** START OF Record set **

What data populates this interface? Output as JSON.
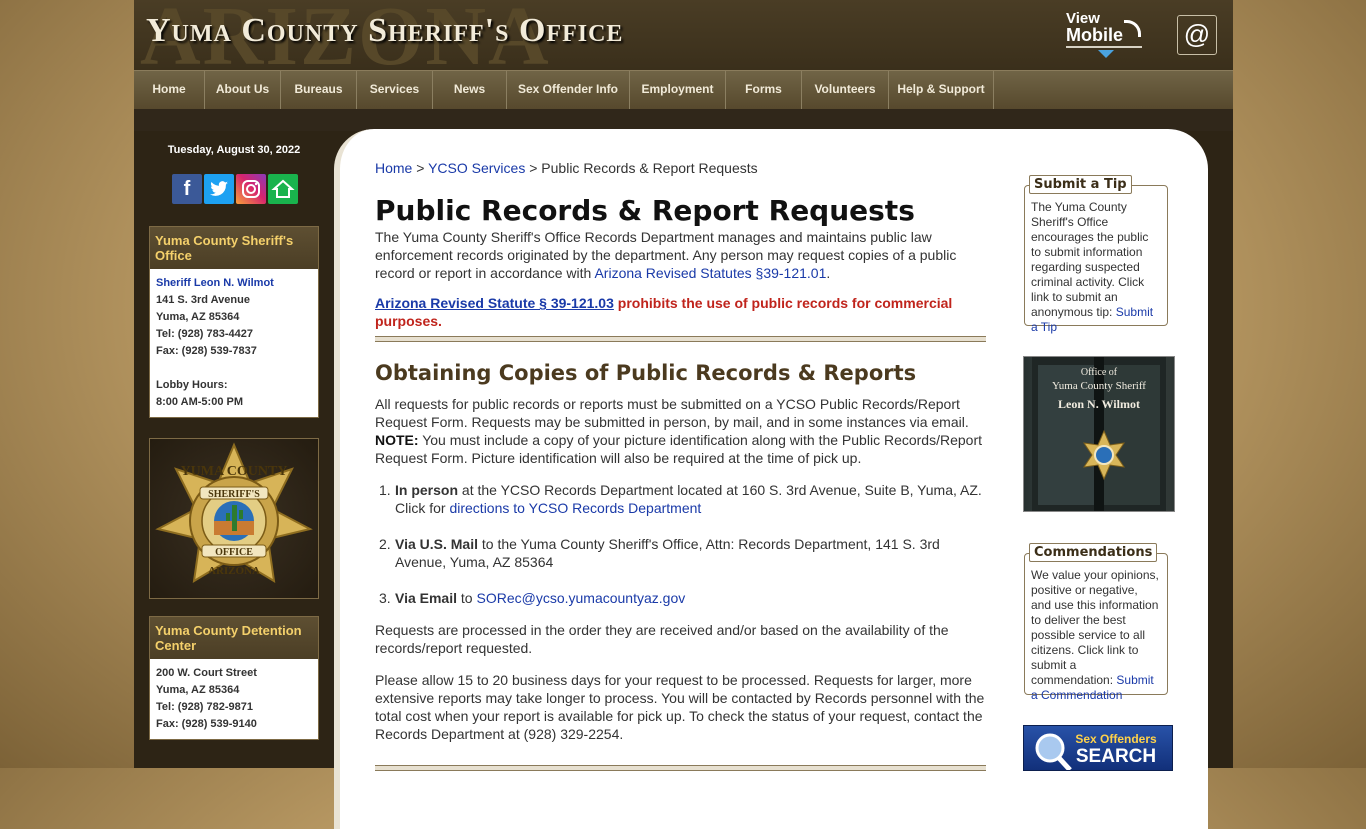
{
  "header": {
    "background_word": "ARIZONA",
    "site_title": "Yuma County Sheriff's Office",
    "view_mobile_line1": "View",
    "view_mobile_line2": "Mobile",
    "email_symbol": "@"
  },
  "nav": {
    "items": [
      "Home",
      "About Us",
      "Bureaus",
      "Services",
      "News",
      "Sex Offender Info",
      "Employment",
      "Forms",
      "Volunteers",
      "Help & Support"
    ]
  },
  "sidebar": {
    "date": "Tuesday, August 30, 2022",
    "social_icons": [
      "facebook-icon",
      "twitter-icon",
      "instagram-icon",
      "nextdoor-icon"
    ],
    "office_box": {
      "title": "Yuma County Sheriff's Office",
      "sheriff": "Sheriff Leon N. Wilmot",
      "address1": "141 S. 3rd Avenue",
      "address2": "Yuma, AZ 85364",
      "tel": "Tel: (928) 783-4427",
      "fax": "Fax: (928) 539-7837",
      "lobby_label": "Lobby Hours:",
      "lobby_hours": "8:00 AM-5:00 PM"
    },
    "badge": {
      "top_text": "YUMA COUNTY",
      "ribbon_top": "SHERIFF'S",
      "ribbon_bottom": "OFFICE",
      "bottom_text": "ARIZONA"
    },
    "detention_box": {
      "title": "Yuma County Detention Center",
      "address1": "200 W. Court Street",
      "address2": "Yuma, AZ 85364",
      "tel": "Tel: (928) 782-9871",
      "fax": "Fax: (928) 539-9140"
    }
  },
  "breadcrumb": {
    "home": "Home",
    "sep": ">",
    "services": "YCSO Services",
    "current": "Public Records & Report Requests"
  },
  "main": {
    "title": "Public Records & Report Requests",
    "intro": "The Yuma County Sheriff's Office Records Department manages and maintains public law enforcement records originated by the department. Any person may request copies of a public record or report in accordance with ",
    "intro_link": "Arizona Revised Statutes §39-121.01",
    "intro_end": ".",
    "ars_link": "Arizona Revised Statute § 39-121.03",
    "ars_warning": " prohibits the use of public records for commercial purposes.",
    "section_title": "Obtaining Copies of Public Records & Reports",
    "section_p1": "All requests for public records or reports must be submitted on a YCSO Public Records/Report Request Form. Requests may be submitted in person, by mail, and in some instances via email.",
    "note_label": "NOTE:",
    "note_text": " You must include a copy of your picture identification along with the Public Records/Report Request Form. Picture identification will also be required at the time of pick up.",
    "list": [
      {
        "num": "1.",
        "bold": "In person",
        "text": " at the YCSO Records Department located at 160 S. 3rd Avenue, Suite B, Yuma, AZ. Click for ",
        "link": "directions to YCSO Records Department"
      },
      {
        "num": "2.",
        "bold": "Via U.S. Mail",
        "text": " to the Yuma County Sheriff's Office, Attn: Records Department, 141 S. 3rd Avenue, Yuma, AZ 85364"
      },
      {
        "num": "3.",
        "bold": "Via Email",
        "text": " to ",
        "link": "SORec@ycso.yumacountyaz.gov"
      }
    ],
    "para_order": "Requests are processed in the order they are received and/or based on the availability of the records/report requested.",
    "para_allow": "Please allow 15 to 20 business days for your request to be processed. Requests for larger, more extensive reports may take longer to process. You will be contacted by Records personnel with the total cost when your report is available for pick up. To check the status of your request, contact the Records Department at (928) 329-2254."
  },
  "right": {
    "tip": {
      "title": "Submit a Tip",
      "text": "The Yuma County Sheriff's Office encourages the public to submit information regarding suspected criminal activity. Click link to submit an anonymous tip: ",
      "link": "Submit a Tip"
    },
    "photo": {
      "line1": "Office of",
      "line2": "Yuma County Sheriff",
      "line3": "Leon N. Wilmot"
    },
    "commend": {
      "title": "Commendations",
      "text": "We value your opinions, positive or negative, and use this information to deliver the best possible service to all citizens. Click link to submit a commendation: ",
      "link": "Submit a Commendation"
    },
    "sex_offenders": {
      "line1": "Sex Offenders",
      "line2": "SEARCH"
    }
  },
  "colors": {
    "header_bg": "#3a2f1b",
    "nav_bg": "#605235",
    "sidebar_title": "#f4d06b",
    "link": "#1a3aa8",
    "warning": "#c0241c",
    "section_title": "#4b3a1f"
  }
}
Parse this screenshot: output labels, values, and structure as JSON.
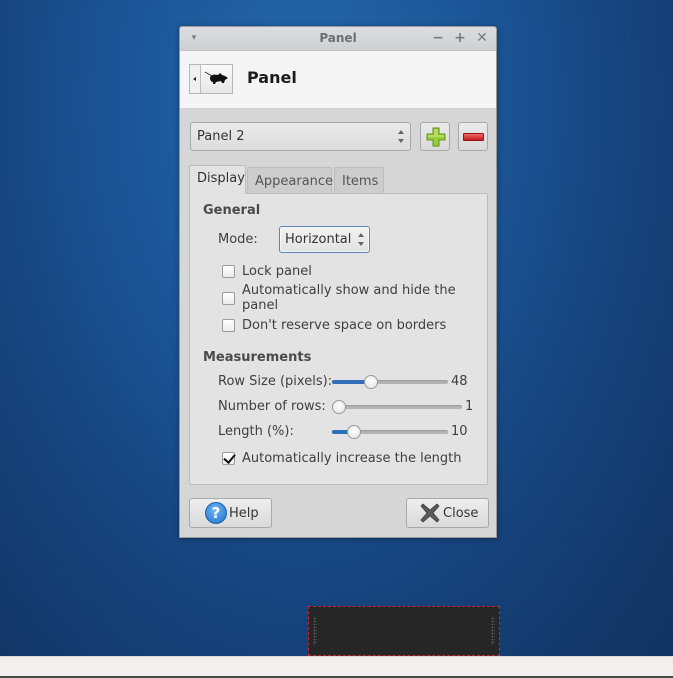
{
  "window": {
    "title": "Panel",
    "controls": {
      "menu": "▾",
      "minimize": "−",
      "maximize": "+",
      "close": "✕"
    }
  },
  "header": {
    "icon": "xfce-panel-mouse-icon",
    "title": "Panel"
  },
  "panel_selector": {
    "selected": "Panel 2",
    "add_icon": "plus-icon",
    "remove_icon": "minus-icon",
    "add_color": "#8cc63f",
    "remove_color": "#d9282c"
  },
  "tabs": [
    {
      "label": "Display",
      "active": true
    },
    {
      "label": "Appearance",
      "active": false
    },
    {
      "label": "Items",
      "active": false
    }
  ],
  "display": {
    "general": {
      "title": "General",
      "mode_label": "Mode:",
      "mode_value": "Horizontal",
      "checkboxes": [
        {
          "label": "Lock panel",
          "checked": false
        },
        {
          "label": "Automatically show and hide the panel",
          "checked": false
        },
        {
          "label": "Don't reserve space on borders",
          "checked": false
        }
      ]
    },
    "measurements": {
      "title": "Measurements",
      "sliders": [
        {
          "label": "Row Size (pixels):",
          "value": "48",
          "fraction": 0.31
        },
        {
          "label": "Number of rows:",
          "value": "1",
          "fraction": 0.0
        },
        {
          "label": "Length (%):",
          "value": "10",
          "fraction": 0.15
        }
      ],
      "auto_length": {
        "label": "Automatically increase the length",
        "checked": true
      }
    }
  },
  "buttons": {
    "help": "Help",
    "close": "Close"
  },
  "colors": {
    "slider_fill": "#2f6fb8",
    "panel_preview_border": "#c4283c",
    "desktop": "#1b5597"
  }
}
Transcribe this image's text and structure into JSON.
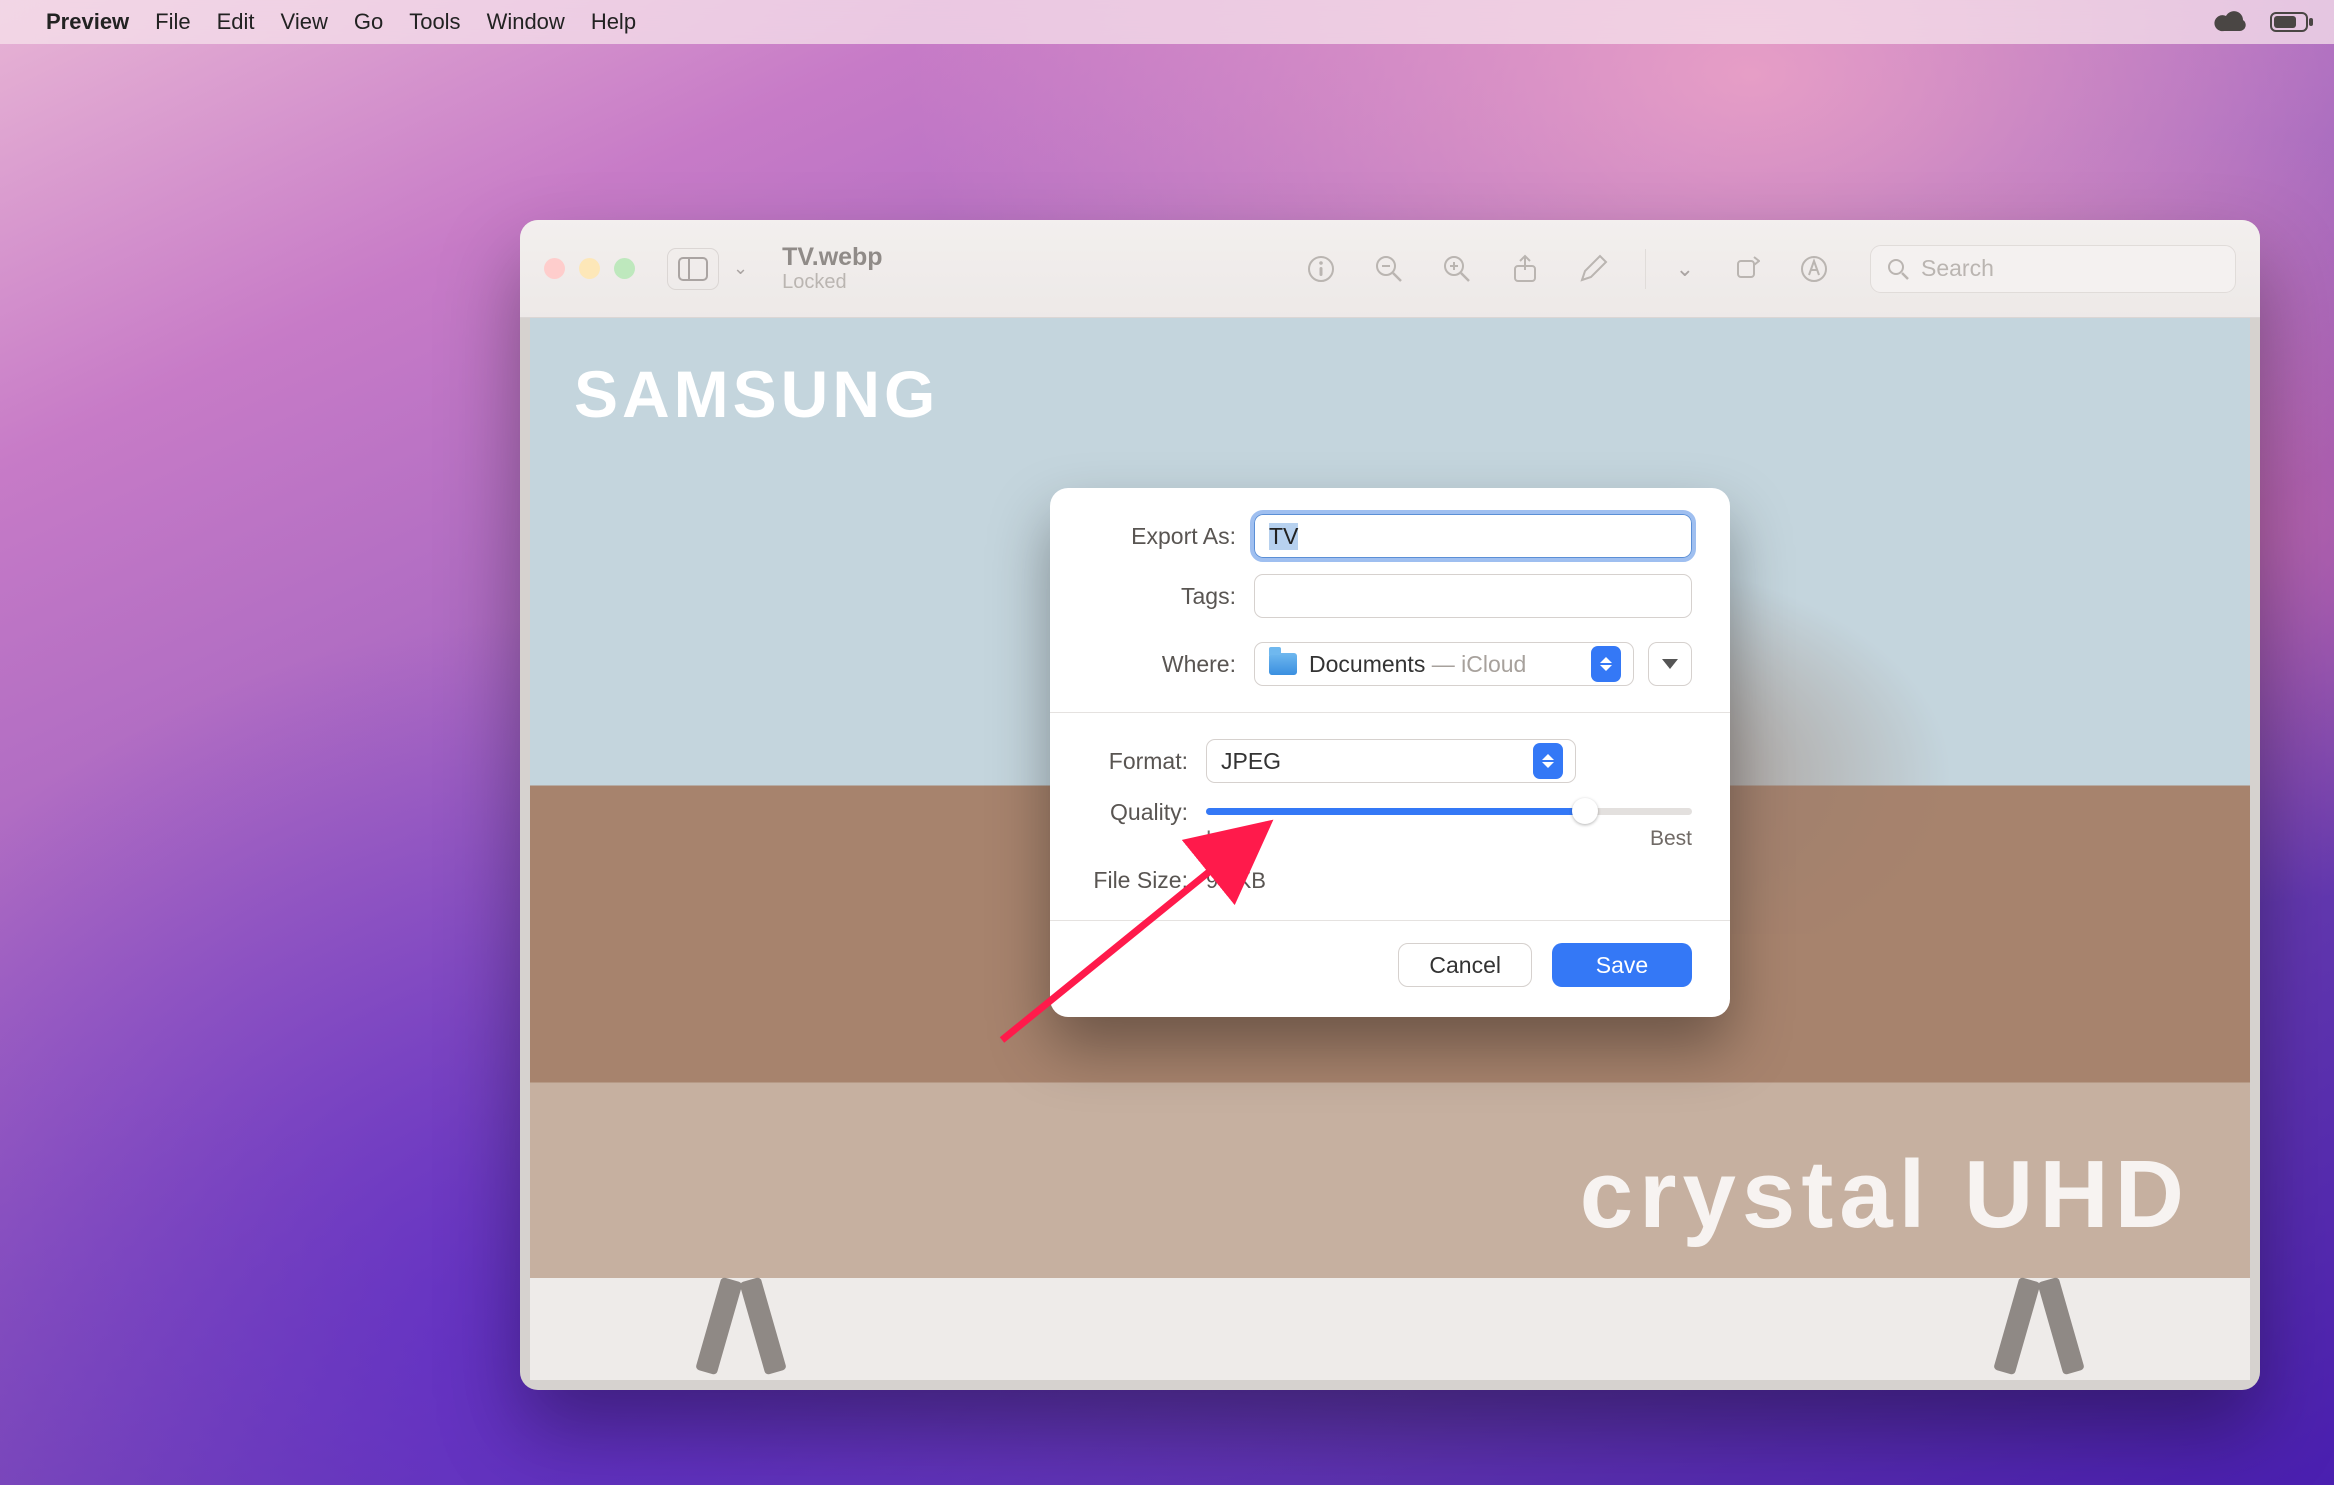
{
  "menubar": {
    "app": "Preview",
    "items": [
      "File",
      "Edit",
      "View",
      "Go",
      "Tools",
      "Window",
      "Help"
    ]
  },
  "window": {
    "title": "TV.webp",
    "subtitle": "Locked",
    "search_placeholder": "Search"
  },
  "content": {
    "brand": "SAMSUNG",
    "tagline": "crystal UHD"
  },
  "sheet": {
    "export_as_label": "Export As:",
    "export_as_value": "TV",
    "tags_label": "Tags:",
    "tags_value": "",
    "where_label": "Where:",
    "where_folder": "Documents",
    "where_suffix": " — iCloud",
    "format_label": "Format:",
    "format_value": "JPEG",
    "quality_label": "Quality:",
    "quality_min": "Least",
    "quality_max": "Best",
    "filesize_label": "File Size:",
    "filesize_value": "94 KB",
    "cancel": "Cancel",
    "save": "Save"
  }
}
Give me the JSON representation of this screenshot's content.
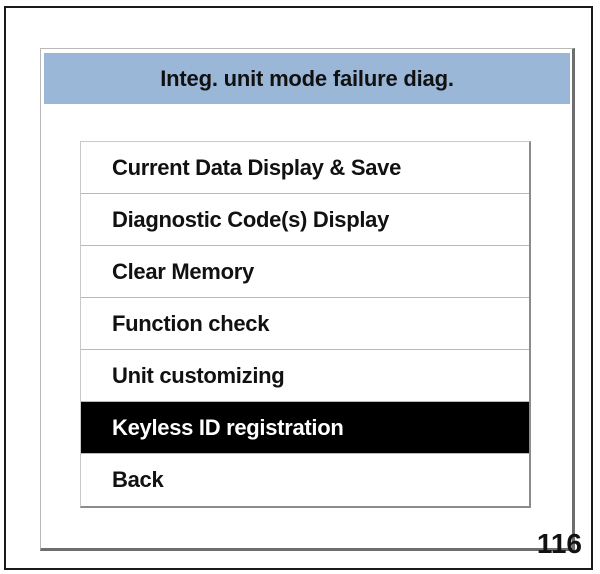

** END OF Record set **

● Exercise aim:
Find the lines containing "JSON" and pull them out.

● Solved problem:
What data populates this interface? Output as JSON.
Parse this screenshot: output labels, values, and structure as JSON.
Transcribe this image's text and structure into JSON.
Give me the JSON representation of this screenshot's content.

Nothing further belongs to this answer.